Short problem: Pick out every line in the items below that contains the word "optimization", matching case exactly, and copy each of those lines.

Element location listings:

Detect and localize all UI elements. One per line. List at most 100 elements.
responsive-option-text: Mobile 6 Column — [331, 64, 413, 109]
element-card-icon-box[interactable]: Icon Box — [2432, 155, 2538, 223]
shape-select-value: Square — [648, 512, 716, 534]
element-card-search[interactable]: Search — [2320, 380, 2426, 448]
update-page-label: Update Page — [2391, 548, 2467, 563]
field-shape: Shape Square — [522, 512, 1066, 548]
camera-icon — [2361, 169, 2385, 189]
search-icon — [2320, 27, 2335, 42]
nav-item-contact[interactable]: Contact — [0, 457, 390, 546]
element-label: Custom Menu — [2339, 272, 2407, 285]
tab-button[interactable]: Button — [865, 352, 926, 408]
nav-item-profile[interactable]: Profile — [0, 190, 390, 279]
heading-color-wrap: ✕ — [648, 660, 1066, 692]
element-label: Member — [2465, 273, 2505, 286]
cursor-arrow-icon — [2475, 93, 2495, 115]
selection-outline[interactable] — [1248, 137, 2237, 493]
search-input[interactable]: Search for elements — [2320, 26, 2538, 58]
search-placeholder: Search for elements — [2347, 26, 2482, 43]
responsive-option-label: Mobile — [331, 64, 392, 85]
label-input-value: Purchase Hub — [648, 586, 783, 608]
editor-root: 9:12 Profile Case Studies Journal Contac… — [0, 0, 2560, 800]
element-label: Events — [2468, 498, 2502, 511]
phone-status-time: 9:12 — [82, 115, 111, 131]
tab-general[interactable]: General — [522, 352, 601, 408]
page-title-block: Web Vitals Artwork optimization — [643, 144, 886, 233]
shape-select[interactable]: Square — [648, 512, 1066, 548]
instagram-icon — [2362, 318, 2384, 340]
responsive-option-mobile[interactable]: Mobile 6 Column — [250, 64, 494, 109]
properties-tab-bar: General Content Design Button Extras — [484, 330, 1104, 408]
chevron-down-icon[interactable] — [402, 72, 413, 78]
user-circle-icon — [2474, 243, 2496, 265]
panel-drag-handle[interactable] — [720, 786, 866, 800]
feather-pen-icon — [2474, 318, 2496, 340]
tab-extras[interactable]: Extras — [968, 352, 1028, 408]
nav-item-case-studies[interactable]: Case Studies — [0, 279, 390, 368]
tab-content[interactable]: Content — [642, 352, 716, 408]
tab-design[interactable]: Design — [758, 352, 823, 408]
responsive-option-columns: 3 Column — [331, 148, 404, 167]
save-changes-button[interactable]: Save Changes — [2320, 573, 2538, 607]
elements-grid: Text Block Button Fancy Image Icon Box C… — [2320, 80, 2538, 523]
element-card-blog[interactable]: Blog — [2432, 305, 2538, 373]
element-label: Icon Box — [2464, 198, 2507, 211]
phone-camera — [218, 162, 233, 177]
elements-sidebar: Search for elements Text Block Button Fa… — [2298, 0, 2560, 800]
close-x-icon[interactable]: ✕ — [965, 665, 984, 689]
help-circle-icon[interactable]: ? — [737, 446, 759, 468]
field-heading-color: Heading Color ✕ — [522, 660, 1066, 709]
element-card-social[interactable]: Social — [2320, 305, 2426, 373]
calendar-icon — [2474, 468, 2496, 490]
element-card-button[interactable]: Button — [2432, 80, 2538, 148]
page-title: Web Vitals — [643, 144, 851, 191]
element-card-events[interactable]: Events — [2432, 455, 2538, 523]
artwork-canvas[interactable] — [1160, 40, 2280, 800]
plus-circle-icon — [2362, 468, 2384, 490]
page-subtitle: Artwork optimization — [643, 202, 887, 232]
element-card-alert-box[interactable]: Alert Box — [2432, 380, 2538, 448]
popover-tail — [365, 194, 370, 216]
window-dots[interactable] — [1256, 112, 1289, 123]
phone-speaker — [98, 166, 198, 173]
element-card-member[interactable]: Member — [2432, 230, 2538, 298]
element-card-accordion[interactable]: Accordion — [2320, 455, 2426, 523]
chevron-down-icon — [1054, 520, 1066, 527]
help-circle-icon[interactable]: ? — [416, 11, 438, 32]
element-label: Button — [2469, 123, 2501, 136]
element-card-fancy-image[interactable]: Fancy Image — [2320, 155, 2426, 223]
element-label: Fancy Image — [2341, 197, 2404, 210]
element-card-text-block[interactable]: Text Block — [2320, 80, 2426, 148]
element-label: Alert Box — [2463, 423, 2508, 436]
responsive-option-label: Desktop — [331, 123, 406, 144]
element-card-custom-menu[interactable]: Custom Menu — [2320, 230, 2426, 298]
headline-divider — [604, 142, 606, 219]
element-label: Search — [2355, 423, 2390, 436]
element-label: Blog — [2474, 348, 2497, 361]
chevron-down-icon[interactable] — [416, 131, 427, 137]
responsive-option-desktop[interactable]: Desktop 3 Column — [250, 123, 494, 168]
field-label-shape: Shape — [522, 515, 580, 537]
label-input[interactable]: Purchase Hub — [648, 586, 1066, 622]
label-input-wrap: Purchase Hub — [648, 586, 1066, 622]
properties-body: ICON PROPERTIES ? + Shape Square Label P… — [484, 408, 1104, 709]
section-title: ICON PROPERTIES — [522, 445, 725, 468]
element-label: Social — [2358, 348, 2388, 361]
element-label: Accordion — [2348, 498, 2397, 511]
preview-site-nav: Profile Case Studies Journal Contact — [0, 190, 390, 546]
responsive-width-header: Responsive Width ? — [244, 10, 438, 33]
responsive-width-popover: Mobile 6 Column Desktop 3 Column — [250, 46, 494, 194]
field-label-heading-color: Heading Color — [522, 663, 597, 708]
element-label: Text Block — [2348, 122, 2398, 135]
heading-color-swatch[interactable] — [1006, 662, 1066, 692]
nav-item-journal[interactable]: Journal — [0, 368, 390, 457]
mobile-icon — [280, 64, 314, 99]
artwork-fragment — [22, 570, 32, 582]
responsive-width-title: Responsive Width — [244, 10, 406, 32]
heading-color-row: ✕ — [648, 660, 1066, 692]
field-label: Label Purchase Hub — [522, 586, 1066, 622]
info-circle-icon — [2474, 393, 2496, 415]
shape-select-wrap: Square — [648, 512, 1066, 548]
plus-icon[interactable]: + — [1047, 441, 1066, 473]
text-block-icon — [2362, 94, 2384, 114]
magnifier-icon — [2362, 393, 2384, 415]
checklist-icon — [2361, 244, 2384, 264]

Problem solution:
page-title-block: Web Vitals Artwork optimization — [643, 144, 886, 233]
page-subtitle: Artwork optimization — [643, 202, 887, 232]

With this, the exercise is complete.